◆ The exercise: Pick out each line with the word "name" from the material that follows.

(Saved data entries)
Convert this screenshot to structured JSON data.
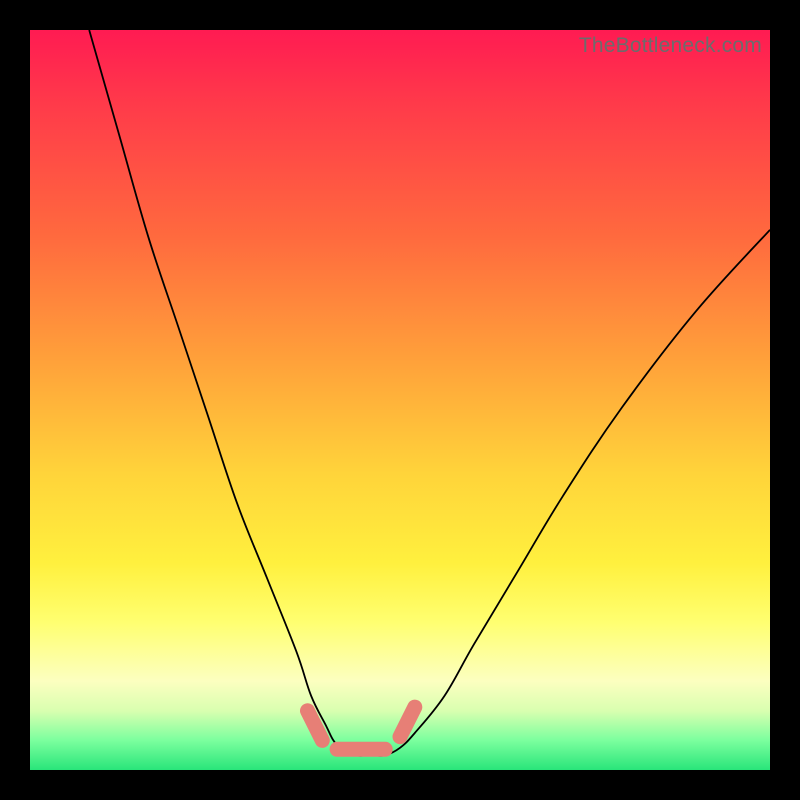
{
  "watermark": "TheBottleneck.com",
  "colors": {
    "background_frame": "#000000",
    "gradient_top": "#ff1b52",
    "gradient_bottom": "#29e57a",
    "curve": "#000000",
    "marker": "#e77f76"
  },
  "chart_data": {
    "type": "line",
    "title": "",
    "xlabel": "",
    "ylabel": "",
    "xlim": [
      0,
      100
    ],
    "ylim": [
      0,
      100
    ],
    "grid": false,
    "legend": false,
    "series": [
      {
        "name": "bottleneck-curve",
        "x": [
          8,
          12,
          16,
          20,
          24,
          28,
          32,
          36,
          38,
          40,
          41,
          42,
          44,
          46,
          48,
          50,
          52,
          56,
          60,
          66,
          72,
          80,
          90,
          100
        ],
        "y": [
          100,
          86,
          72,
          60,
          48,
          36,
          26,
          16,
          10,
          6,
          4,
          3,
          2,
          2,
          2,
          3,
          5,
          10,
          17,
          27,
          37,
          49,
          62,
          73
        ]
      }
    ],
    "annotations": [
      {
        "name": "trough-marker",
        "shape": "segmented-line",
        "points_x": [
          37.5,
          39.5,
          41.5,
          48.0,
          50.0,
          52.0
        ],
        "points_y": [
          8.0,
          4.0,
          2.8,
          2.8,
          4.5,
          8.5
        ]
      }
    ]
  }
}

◆ Problem solution:
        "name": "bottleneck-curve",
        "name": "trough-marker",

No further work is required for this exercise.